### [REQUIRED WORK]
Check every line below for the string "value", and copy the lines that contain it.

### [EXTRACTED MATERIAL]
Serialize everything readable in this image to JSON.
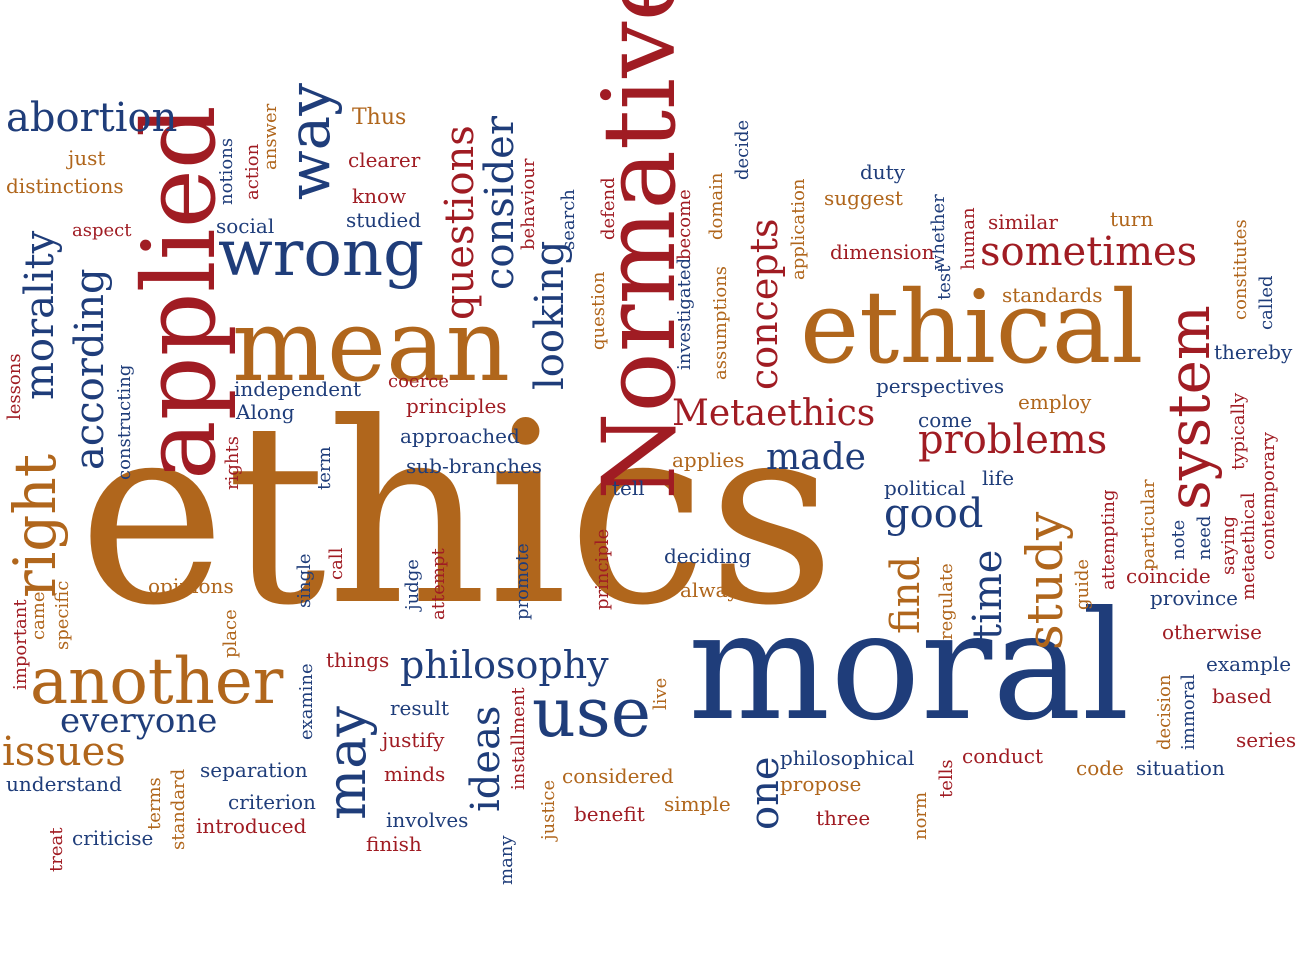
{
  "colors": {
    "blue": "#1f3d7a",
    "orange": "#b0661c",
    "red": "#a01c23"
  },
  "words": [
    {
      "text": "ethics",
      "color": "orange"
    },
    {
      "text": "moral",
      "color": "blue"
    },
    {
      "text": "ethical",
      "color": "orange"
    },
    {
      "text": "mean",
      "color": "orange"
    },
    {
      "text": "Normative",
      "color": "red"
    },
    {
      "text": "applied",
      "color": "red"
    },
    {
      "text": "wrong",
      "color": "blue"
    },
    {
      "text": "another",
      "color": "orange"
    },
    {
      "text": "use",
      "color": "blue"
    },
    {
      "text": "abortion",
      "color": "blue"
    },
    {
      "text": "way",
      "color": "blue"
    },
    {
      "text": "sometimes",
      "color": "red"
    },
    {
      "text": "system",
      "color": "red"
    },
    {
      "text": "right",
      "color": "orange"
    },
    {
      "text": "morality",
      "color": "blue"
    },
    {
      "text": "according",
      "color": "blue"
    },
    {
      "text": "questions",
      "color": "red"
    },
    {
      "text": "consider",
      "color": "blue"
    },
    {
      "text": "looking",
      "color": "blue"
    },
    {
      "text": "concepts",
      "color": "red"
    },
    {
      "text": "Metaethics",
      "color": "red"
    },
    {
      "text": "problems",
      "color": "red"
    },
    {
      "text": "made",
      "color": "blue"
    },
    {
      "text": "good",
      "color": "blue"
    },
    {
      "text": "study",
      "color": "orange"
    },
    {
      "text": "time",
      "color": "blue"
    },
    {
      "text": "find",
      "color": "orange"
    },
    {
      "text": "philosophy",
      "color": "blue"
    },
    {
      "text": "everyone",
      "color": "blue"
    },
    {
      "text": "issues",
      "color": "orange"
    },
    {
      "text": "may",
      "color": "blue"
    },
    {
      "text": "ideas",
      "color": "blue"
    },
    {
      "text": "one",
      "color": "blue"
    },
    {
      "text": "Thus",
      "color": "orange"
    },
    {
      "text": "just",
      "color": "orange"
    },
    {
      "text": "distinctions",
      "color": "orange"
    },
    {
      "text": "aspect",
      "color": "red"
    },
    {
      "text": "clearer",
      "color": "red"
    },
    {
      "text": "know",
      "color": "red"
    },
    {
      "text": "studied",
      "color": "blue"
    },
    {
      "text": "social",
      "color": "blue"
    },
    {
      "text": "notions",
      "color": "blue"
    },
    {
      "text": "action",
      "color": "red"
    },
    {
      "text": "answer",
      "color": "orange"
    },
    {
      "text": "behaviour",
      "color": "red"
    },
    {
      "text": "search",
      "color": "blue"
    },
    {
      "text": "question",
      "color": "orange"
    },
    {
      "text": "defend",
      "color": "red"
    },
    {
      "text": "investigated",
      "color": "blue"
    },
    {
      "text": "become",
      "color": "red"
    },
    {
      "text": "assumptions",
      "color": "orange"
    },
    {
      "text": "domain",
      "color": "orange"
    },
    {
      "text": "decide",
      "color": "blue"
    },
    {
      "text": "application",
      "color": "orange"
    },
    {
      "text": "duty",
      "color": "blue"
    },
    {
      "text": "suggest",
      "color": "orange"
    },
    {
      "text": "whether",
      "color": "blue"
    },
    {
      "text": "test",
      "color": "blue"
    },
    {
      "text": "human",
      "color": "red"
    },
    {
      "text": "dimension",
      "color": "red"
    },
    {
      "text": "similar",
      "color": "red"
    },
    {
      "text": "turn",
      "color": "orange"
    },
    {
      "text": "standards",
      "color": "orange"
    },
    {
      "text": "constitutes",
      "color": "orange"
    },
    {
      "text": "called",
      "color": "blue"
    },
    {
      "text": "thereby",
      "color": "blue"
    },
    {
      "text": "lessons",
      "color": "red"
    },
    {
      "text": "constructing",
      "color": "blue"
    },
    {
      "text": "independent",
      "color": "blue"
    },
    {
      "text": "Along",
      "color": "blue"
    },
    {
      "text": "coerce",
      "color": "red"
    },
    {
      "text": "principles",
      "color": "red"
    },
    {
      "text": "approached",
      "color": "blue"
    },
    {
      "text": "sub-branches",
      "color": "blue"
    },
    {
      "text": "perspectives",
      "color": "blue"
    },
    {
      "text": "come",
      "color": "blue"
    },
    {
      "text": "employ",
      "color": "orange"
    },
    {
      "text": "typically",
      "color": "red"
    },
    {
      "text": "contemporary",
      "color": "red"
    },
    {
      "text": "applies",
      "color": "orange"
    },
    {
      "text": "tell",
      "color": "blue"
    },
    {
      "text": "political",
      "color": "blue"
    },
    {
      "text": "life",
      "color": "blue"
    },
    {
      "text": "rights",
      "color": "red"
    },
    {
      "text": "term",
      "color": "blue"
    },
    {
      "text": "principle",
      "color": "red"
    },
    {
      "text": "deciding",
      "color": "blue"
    },
    {
      "text": "always",
      "color": "orange"
    },
    {
      "text": "regulate",
      "color": "orange"
    },
    {
      "text": "attempting",
      "color": "red"
    },
    {
      "text": "particular",
      "color": "orange"
    },
    {
      "text": "note",
      "color": "blue"
    },
    {
      "text": "need",
      "color": "blue"
    },
    {
      "text": "saying",
      "color": "red"
    },
    {
      "text": "metaethical",
      "color": "red"
    },
    {
      "text": "guide",
      "color": "orange"
    },
    {
      "text": "coincide",
      "color": "red"
    },
    {
      "text": "province",
      "color": "blue"
    },
    {
      "text": "otherwise",
      "color": "red"
    },
    {
      "text": "opinions",
      "color": "orange"
    },
    {
      "text": "came",
      "color": "orange"
    },
    {
      "text": "specific",
      "color": "orange"
    },
    {
      "text": "important",
      "color": "red"
    },
    {
      "text": "place",
      "color": "orange"
    },
    {
      "text": "single",
      "color": "blue"
    },
    {
      "text": "call",
      "color": "red"
    },
    {
      "text": "judge",
      "color": "blue"
    },
    {
      "text": "attempt",
      "color": "red"
    },
    {
      "text": "promote",
      "color": "blue"
    },
    {
      "text": "things",
      "color": "red"
    },
    {
      "text": "examine",
      "color": "blue"
    },
    {
      "text": "result",
      "color": "blue"
    },
    {
      "text": "justify",
      "color": "red"
    },
    {
      "text": "minds",
      "color": "red"
    },
    {
      "text": "installment",
      "color": "red"
    },
    {
      "text": "live",
      "color": "orange"
    },
    {
      "text": "considered",
      "color": "orange"
    },
    {
      "text": "justice",
      "color": "orange"
    },
    {
      "text": "involves",
      "color": "blue"
    },
    {
      "text": "finish",
      "color": "red"
    },
    {
      "text": "many",
      "color": "blue"
    },
    {
      "text": "benefit",
      "color": "red"
    },
    {
      "text": "simple",
      "color": "orange"
    },
    {
      "text": "philosophical",
      "color": "blue"
    },
    {
      "text": "propose",
      "color": "orange"
    },
    {
      "text": "three",
      "color": "red"
    },
    {
      "text": "norm",
      "color": "orange"
    },
    {
      "text": "tells",
      "color": "red"
    },
    {
      "text": "conduct",
      "color": "red"
    },
    {
      "text": "code",
      "color": "orange"
    },
    {
      "text": "situation",
      "color": "blue"
    },
    {
      "text": "immoral",
      "color": "blue"
    },
    {
      "text": "decision",
      "color": "orange"
    },
    {
      "text": "example",
      "color": "blue"
    },
    {
      "text": "based",
      "color": "red"
    },
    {
      "text": "series",
      "color": "red"
    },
    {
      "text": "understand",
      "color": "blue"
    },
    {
      "text": "separation",
      "color": "blue"
    },
    {
      "text": "criterion",
      "color": "blue"
    },
    {
      "text": "introduced",
      "color": "red"
    },
    {
      "text": "criticise",
      "color": "blue"
    },
    {
      "text": "terms",
      "color": "orange"
    },
    {
      "text": "standard",
      "color": "orange"
    },
    {
      "text": "treat",
      "color": "red"
    }
  ]
}
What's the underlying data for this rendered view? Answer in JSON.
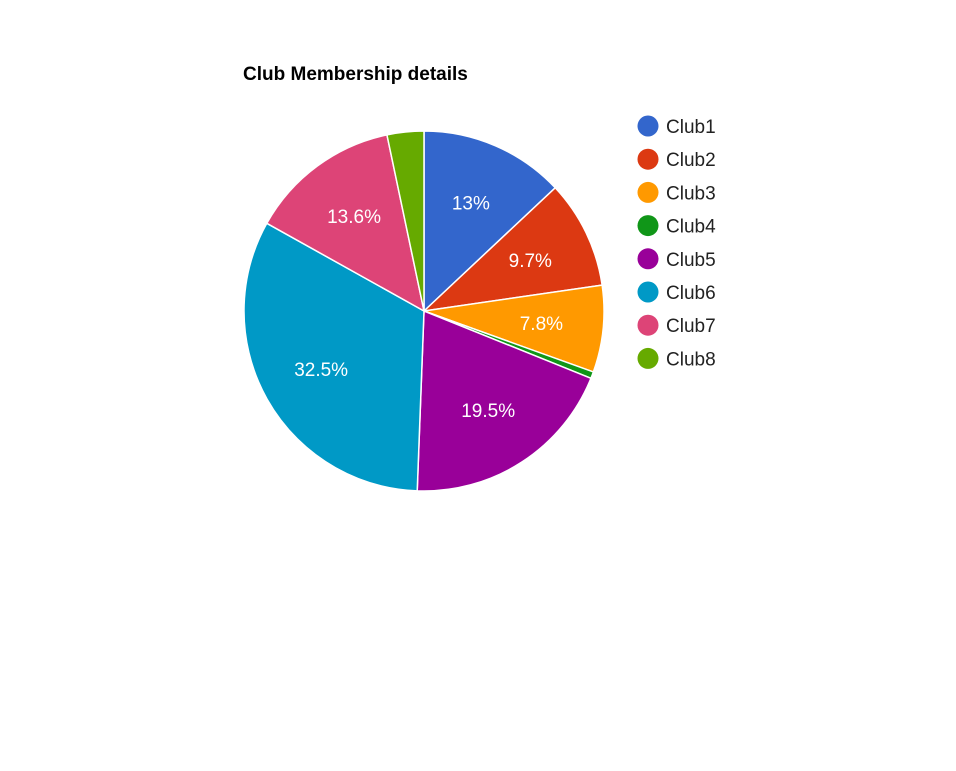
{
  "chart_data": {
    "type": "pie",
    "title": "Club Membership details",
    "legend_position": "right",
    "slices": [
      {
        "name": "Club1",
        "value": 13.0,
        "label": "13%",
        "color": "#3366cc"
      },
      {
        "name": "Club2",
        "value": 9.7,
        "label": "9.7%",
        "color": "#dc3912"
      },
      {
        "name": "Club3",
        "value": 7.8,
        "label": "7.8%",
        "color": "#ff9900"
      },
      {
        "name": "Club4",
        "value": 0.6,
        "label": "",
        "color": "#109618"
      },
      {
        "name": "Club5",
        "value": 19.5,
        "label": "19.5%",
        "color": "#990099"
      },
      {
        "name": "Club6",
        "value": 32.5,
        "label": "32.5%",
        "color": "#0099c6"
      },
      {
        "name": "Club7",
        "value": 13.6,
        "label": "13.6%",
        "color": "#dd4477"
      },
      {
        "name": "Club8",
        "value": 3.3,
        "label": "",
        "color": "#66aa00"
      }
    ]
  }
}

### [ANSWER TO THE EXERCISE]
        "value": 13.0,
        "value": 9.7,
        "value": 7.8,
        "value": 0.6,
        "value": 19.5,
        "value": 32.5,
        "value": 13.6,
        "value": 3.3,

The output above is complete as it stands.